> [Stated task] Present each line of the entries below that holds the word "halaman".

(Extracted data entries)
<<<<

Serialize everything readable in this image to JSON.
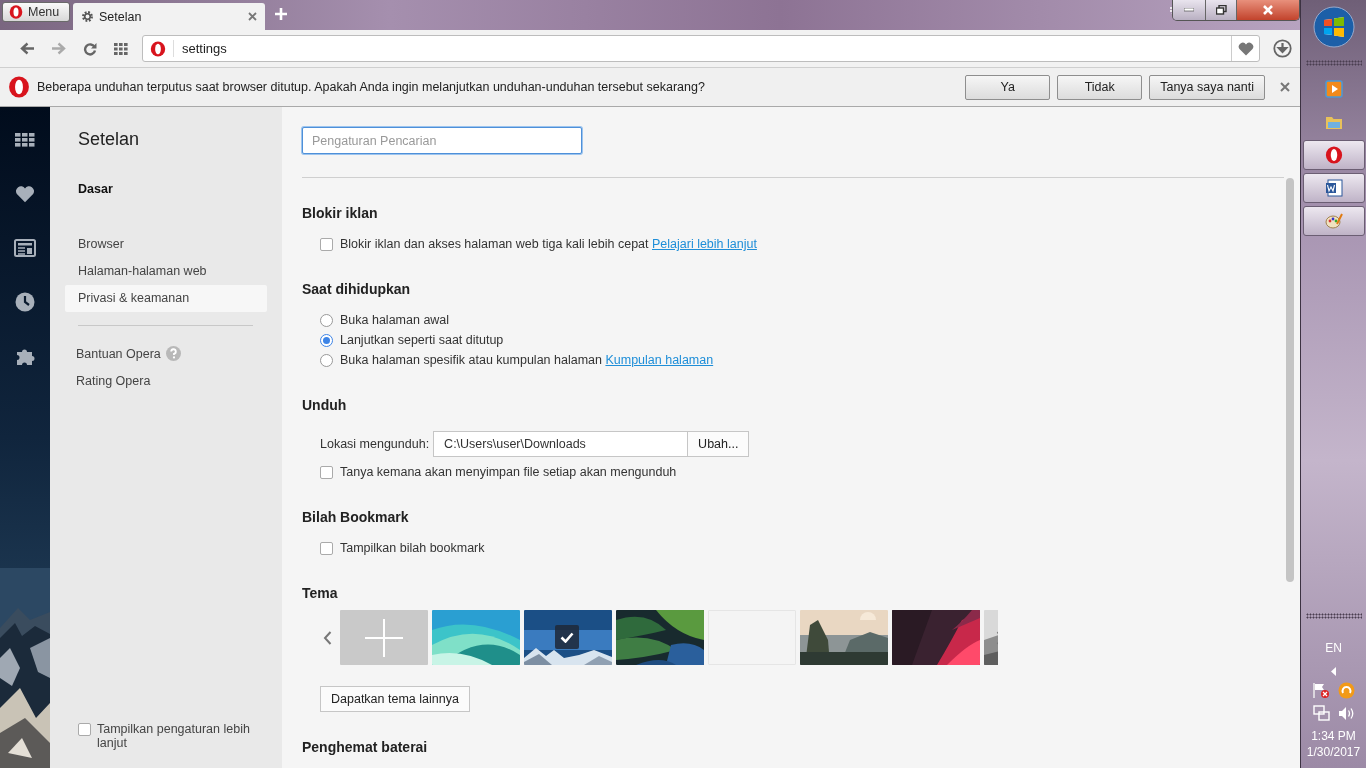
{
  "tab_strip": {
    "menu_button": "Menu",
    "tabs": [
      {
        "label": "Setelan",
        "selected": true
      }
    ]
  },
  "address_bar": {
    "url": "settings"
  },
  "infobar": {
    "message": "Beberapa unduhan terputus saat browser ditutup. Apakah Anda ingin melanjutkan unduhan-unduhan tersebut sekarang?",
    "buttons": [
      "Ya",
      "Tidak",
      "Tanya saya nanti"
    ]
  },
  "nav": {
    "title": "Setelan",
    "section": "Dasar",
    "items": [
      {
        "label": "Browser",
        "selected": false
      },
      {
        "label": "Halaman-halaman web",
        "selected": false
      },
      {
        "label": "Privasi & keamanan",
        "selected": true
      }
    ],
    "help_links": [
      {
        "label": "Bantuan Opera",
        "help_icon": true
      },
      {
        "label": "Rating Opera",
        "help_icon": false
      }
    ],
    "advanced": {
      "label": "Tampilkan pengaturan lebih lanjut",
      "checked": false
    }
  },
  "search": {
    "placeholder": "Pengaturan Pencarian"
  },
  "sections": [
    {
      "title": "Blokir iklan",
      "rows": [
        {
          "kind": "checkbox",
          "label": "Blokir iklan dan akses halaman web tiga kali lebih cepat",
          "link": "Pelajari lebih lanjut",
          "checked": false
        }
      ]
    },
    {
      "title": "Saat dihidupkan",
      "rows": [
        {
          "kind": "radio",
          "label": "Buka halaman awal",
          "selected": false
        },
        {
          "kind": "radio",
          "label": "Lanjutkan seperti saat ditutup",
          "selected": true
        },
        {
          "kind": "radio",
          "label": "Buka halaman spesifik atau kumpulan halaman",
          "link": "Kumpulan halaman",
          "selected": false
        }
      ]
    },
    {
      "title": "Unduh",
      "rows": [
        {
          "kind": "path",
          "label": "Lokasi mengunduh:",
          "value": "C:\\Users\\user\\Downloads",
          "button": "Ubah..."
        },
        {
          "kind": "checkbox",
          "label": "Tanya kemana akan menyimpan file setiap akan mengunduh",
          "checked": false
        }
      ]
    },
    {
      "title": "Bilah Bookmark",
      "rows": [
        {
          "kind": "checkbox",
          "label": "Tampilkan bilah bookmark",
          "checked": false
        }
      ]
    },
    {
      "title": "Tema",
      "rows": [
        {
          "kind": "themes",
          "button": "Dapatkan tema lainnya",
          "items": [
            {
              "kind": "add",
              "selected": false
            },
            {
              "kind": "picture",
              "selected": false
            },
            {
              "kind": "picture",
              "selected": true
            },
            {
              "kind": "picture",
              "selected": false
            },
            {
              "kind": "blank",
              "selected": false
            },
            {
              "kind": "picture",
              "selected": false
            },
            {
              "kind": "picture",
              "selected": false
            },
            {
              "kind": "picture",
              "selected": false
            }
          ]
        }
      ]
    },
    {
      "title": "Penghemat baterai"
    }
  ],
  "taskbar": {
    "apps": [
      {
        "kind": "media",
        "running": false
      },
      {
        "kind": "folder",
        "running": false
      },
      {
        "kind": "opera",
        "running": true
      },
      {
        "kind": "word",
        "running": true
      },
      {
        "kind": "paint",
        "running": true
      }
    ],
    "language": "EN",
    "time": "1:34 PM",
    "date": "1/30/2017"
  }
}
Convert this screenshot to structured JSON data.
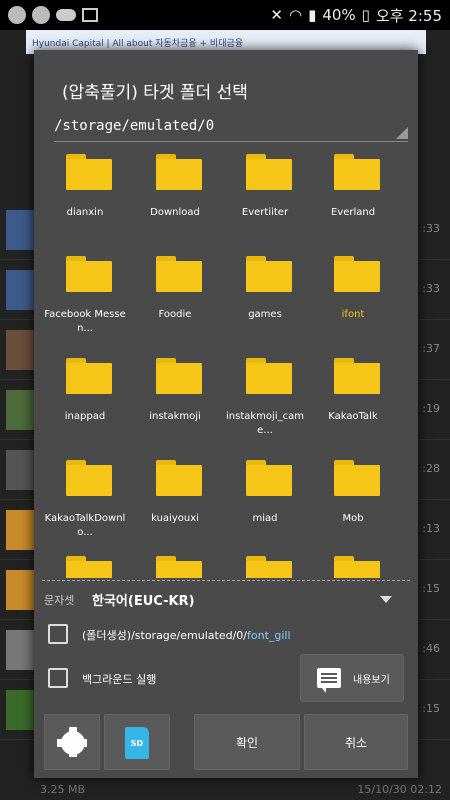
{
  "status_bar": {
    "signal": "40%",
    "clock": "오후 2:55",
    "icons": [
      "u-plus-icon",
      "talk-icon",
      "cloud-icon",
      "image-icon",
      "mute-icon",
      "wifi-icon",
      "signal-icon",
      "battery-icon"
    ]
  },
  "background": {
    "ad_text": "Hyundai Capital | All about 자동차금융 + 비대금융",
    "row_times": [
      ":33",
      ":33",
      ":37",
      ":19",
      ":28",
      ":13",
      ":15",
      ":46",
      ":15"
    ],
    "footer_size": "3.25 MB",
    "footer_date": "15/10/30 02:12"
  },
  "dialog": {
    "title": "(압축풀기) 타겟 폴더 선택",
    "path": "/storage/emulated/0",
    "folders": [
      {
        "name": "dianxin",
        "highlight": false
      },
      {
        "name": "Download",
        "highlight": false
      },
      {
        "name": "Evertiiter",
        "highlight": false
      },
      {
        "name": "Everland",
        "highlight": false
      },
      {
        "name": "Facebook Messen...",
        "highlight": false
      },
      {
        "name": "Foodie",
        "highlight": false
      },
      {
        "name": "games",
        "highlight": false
      },
      {
        "name": "ifont",
        "highlight": true
      },
      {
        "name": "inappad",
        "highlight": false
      },
      {
        "name": "instakmoji",
        "highlight": false
      },
      {
        "name": "instakmoji_came...",
        "highlight": false
      },
      {
        "name": "KakaoTalk",
        "highlight": false
      },
      {
        "name": "KakaoTalkDownlo...",
        "highlight": false
      },
      {
        "name": "kuaiyouxi",
        "highlight": false
      },
      {
        "name": "miad",
        "highlight": false
      },
      {
        "name": "Mob",
        "highlight": false
      },
      {
        "name": "",
        "highlight": false
      },
      {
        "name": "",
        "highlight": false
      },
      {
        "name": "",
        "highlight": false
      },
      {
        "name": "",
        "highlight": false
      }
    ],
    "charset_label": "문자셋",
    "charset_value": "한국어(EUC-KR)",
    "create_folder_prefix": "(폴더생성)/storage/emulated/0/",
    "create_folder_name": "font_gill",
    "background_run_label": "백그라운드 실행",
    "message_view_label": "내용보기",
    "ok_label": "확인",
    "cancel_label": "취소",
    "sd_label": "SD"
  },
  "colors": {
    "folder": "#f5c518",
    "dialog_bg": "#4a4a4a",
    "accent": "#7fd4ff"
  }
}
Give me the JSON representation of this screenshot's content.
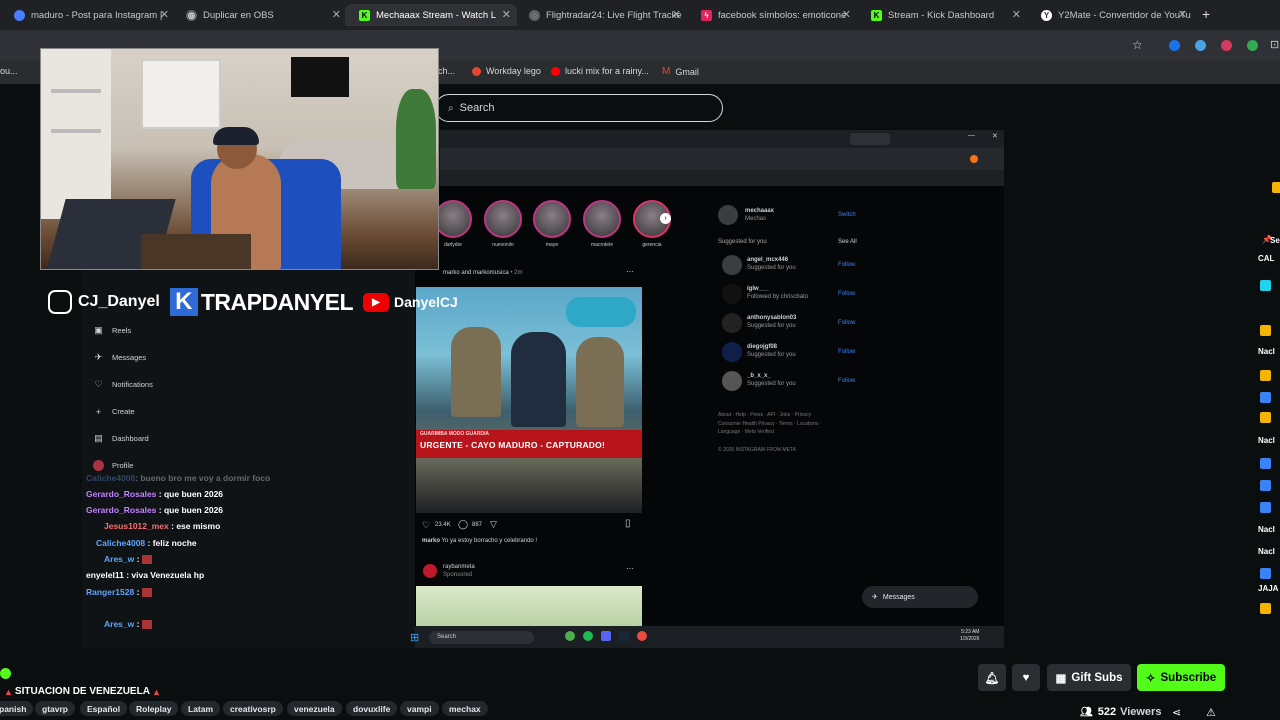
{
  "browser": {
    "tabs": [
      {
        "label": "maduro - Post para Instagram |",
        "icon": "maduro-tab-icon",
        "color": "#4a7dff"
      },
      {
        "label": "Duplicar en OBS",
        "icon": "obs-tab-icon",
        "color": "#9aa0a6"
      },
      {
        "label": "Mechaaax Stream - Watch L",
        "icon": "kick-tab-icon",
        "color": "#53fc18"
      },
      {
        "label": "Flightradar24: Live Flight Tracke",
        "icon": "flightradar-tab-icon",
        "color": "#9aa0a6"
      },
      {
        "label": "facebook símbolos: emoticone",
        "icon": "facebook-symbols-tab-icon",
        "color": "#e0245e"
      },
      {
        "label": "Stream - Kick Dashboard",
        "icon": "kick-dashboard-tab-icon",
        "color": "#53fc18"
      },
      {
        "label": "Y2Mate - Convertidor de YouTu",
        "icon": "y2mate-tab-icon",
        "color": "#ffffff"
      }
    ],
    "new_tab": "+",
    "bookmarks": [
      {
        "label": "ou...",
        "color": "#888"
      },
      {
        "label": "ch...",
        "color": "#888"
      },
      {
        "label": "Workday lego",
        "color": "#ea4335"
      },
      {
        "label": "lucki mix for a rainy...",
        "color": "#ff0000"
      },
      {
        "label": "Gmail",
        "color": "#ea4335"
      }
    ]
  },
  "kick": {
    "search_placeholder": "Search",
    "menu_icon": "hamburger-icon"
  },
  "webcam": {
    "socials": {
      "instagram": "CJ_Danyel",
      "kick": "TRAPDANYEL",
      "youtube": "DanyelCJ"
    }
  },
  "stream_content": {
    "nav": [
      {
        "label": "Reels",
        "icon": "reels-icon"
      },
      {
        "label": "Messages",
        "icon": "messages-icon"
      },
      {
        "label": "Notifications",
        "icon": "heart-icon"
      },
      {
        "label": "Create",
        "icon": "plus-icon"
      },
      {
        "label": "Dashboard",
        "icon": "dashboard-icon"
      },
      {
        "label": "Profile",
        "icon": "profile-icon"
      }
    ],
    "chat": [
      {
        "user": "Caliche4008",
        "msg": ": bueno bro me voy a dormir foco",
        "color": "#60a5fa",
        "faded": true
      },
      {
        "user": "Gerardo_Rosales",
        "msg": ": que buen 2026",
        "color": "#c084fc",
        "faded": false
      },
      {
        "user": "Gerardo_Rosales",
        "msg": ": que buen 2026",
        "color": "#c084fc",
        "faded": false
      },
      {
        "user": "Jesus1012_mex",
        "msg": ": ese mismo",
        "color": "#f87171",
        "faded": false
      },
      {
        "user": "Caliche4008",
        "msg": ": feliz noche",
        "color": "#60a5fa",
        "faded": false
      },
      {
        "user": "Ares_w",
        "msg": ":",
        "color": "#60a5fa",
        "faded": false
      },
      {
        "user": "enyelel11",
        "msg": ": viva Venezuela hp",
        "color": "#ffffff",
        "faded": false
      },
      {
        "user": "Ranger1528",
        "msg": ":",
        "color": "#60a5fa",
        "faded": false
      },
      {
        "user": "Ares_w",
        "msg": ":",
        "color": "#60a5fa",
        "faded": false
      }
    ],
    "stories": [
      "darlydor",
      "nuevonilo",
      "maye",
      "macrotele",
      "gerencia"
    ],
    "post": {
      "author": "marko and markomusica",
      "time": "• 2m",
      "news_tag": "GUARIMBA MODO GUARDIA",
      "headline": "URGENTE - CAYO MADURO - CAPTURADO!",
      "likes": "23.4K",
      "comments": "887",
      "caption_user": "marko",
      "caption": "Yo ya estoy borracho y celebrando !"
    },
    "sponsored": {
      "user": "raybanmeta",
      "label": "Sponsored"
    },
    "profile": {
      "user": "mechaaax",
      "name": "Mechas",
      "switch": "Switch"
    },
    "suggested_title": "Suggested for you",
    "see_all": "See All",
    "suggested": [
      {
        "user": "angel_mcx446",
        "sub": "Suggested for you"
      },
      {
        "user": "iglw___",
        "sub": "Followed by chriscbato"
      },
      {
        "user": "anthonysablon03",
        "sub": "Suggested for you"
      },
      {
        "user": "diegojgf08",
        "sub": "Suggested for you"
      },
      {
        "user": "_b_x_x_",
        "sub": "Suggested for you"
      }
    ],
    "follow": "Follow",
    "footer": "About · Help · Press · API · Jobs · Privacy · Consumer Health Privacy · Terms · Locations · Language · Meta Verified",
    "copyright": "© 2026 INSTAGRAM FROM META",
    "messages_pill": "Messages",
    "taskbar_search": "Search",
    "taskbar_time": "5:23 AM",
    "taskbar_date": "1/3/2026"
  },
  "right_chat": [
    {
      "text": "Se",
      "color": "#ffffff"
    },
    {
      "text": "CAL",
      "color": "#ffffff"
    },
    {
      "text": "Nacl",
      "color": "#ffffff"
    },
    {
      "text": "Nacl",
      "color": "#ffffff"
    },
    {
      "text": "Nacl",
      "color": "#ffffff"
    },
    {
      "text": "Nacl",
      "color": "#ffffff"
    },
    {
      "text": "JAJA",
      "color": "#ffffff"
    }
  ],
  "bottom": {
    "title": "SITUACION DE VENEZUELA",
    "tags": [
      "panish",
      "gtavrp",
      "Español",
      "Roleplay",
      "Latam",
      "creativosrp",
      "venezuela",
      "dovuxlife",
      "vampi",
      "mechax"
    ],
    "gift_subs": "Gift Subs",
    "subscribe": "Subscribe",
    "viewers_count": "522",
    "viewers_label": "Viewers"
  },
  "colors": {
    "kick_green": "#53fc18",
    "background": "#0b0e0f",
    "news_red": "#b8141c"
  }
}
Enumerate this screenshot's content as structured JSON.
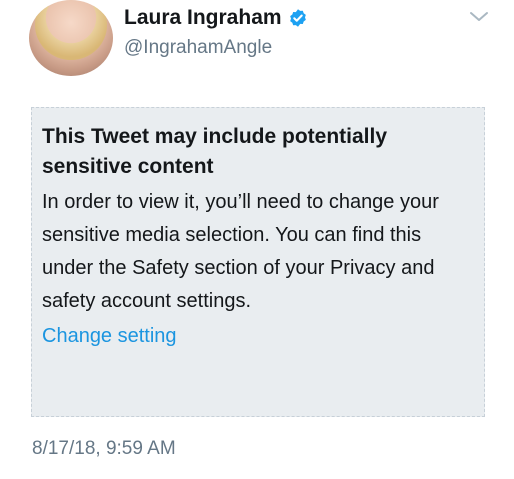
{
  "author": {
    "name": "Laura Ingraham",
    "handle": "@IngrahamAngle"
  },
  "notice": {
    "title": "This Tweet may include potentially sensitive content",
    "body": "In order to view it, you’ll need to change your sensitive media selection. You can find this under the Safety section of your Privacy and safety account settings.",
    "link_label": "Change setting"
  },
  "timestamp": "8/17/18, 9:59 AM",
  "icons": {
    "verified": "verified-badge-icon",
    "menu": "chevron-down-icon"
  },
  "colors": {
    "link": "#1b95e0",
    "verified": "#1da1f2",
    "muted": "#657786",
    "notice_bg": "#e9edf0"
  }
}
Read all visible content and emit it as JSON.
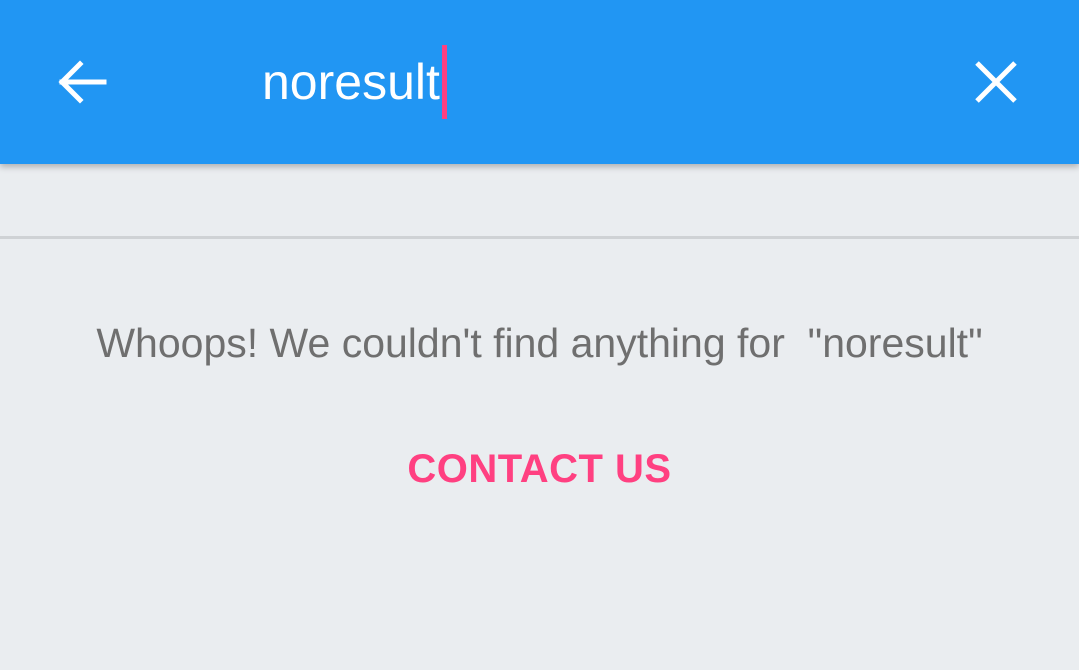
{
  "appbar": {
    "background_color": "#2196f3",
    "back_icon": "arrow-left-icon",
    "close_icon": "close-icon"
  },
  "search": {
    "value": "noresult",
    "caret_color": "#ff4081"
  },
  "empty_state": {
    "message": "Whoops! We couldn't find anything for  \"noresult\"",
    "contact_label": "CONTACT US",
    "accent_color": "#ff4081"
  }
}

>>>>

> [Result]
        "label": "Halaman-halaman web",
          "label": "Blokir iklan dan akses halaman web tiga kali lebih cepat",
          "label": "Buka halaman awal",
          "label": "Buka halaman spesifik atau kumpulan halaman",
          "link": "Kumpulan halaman",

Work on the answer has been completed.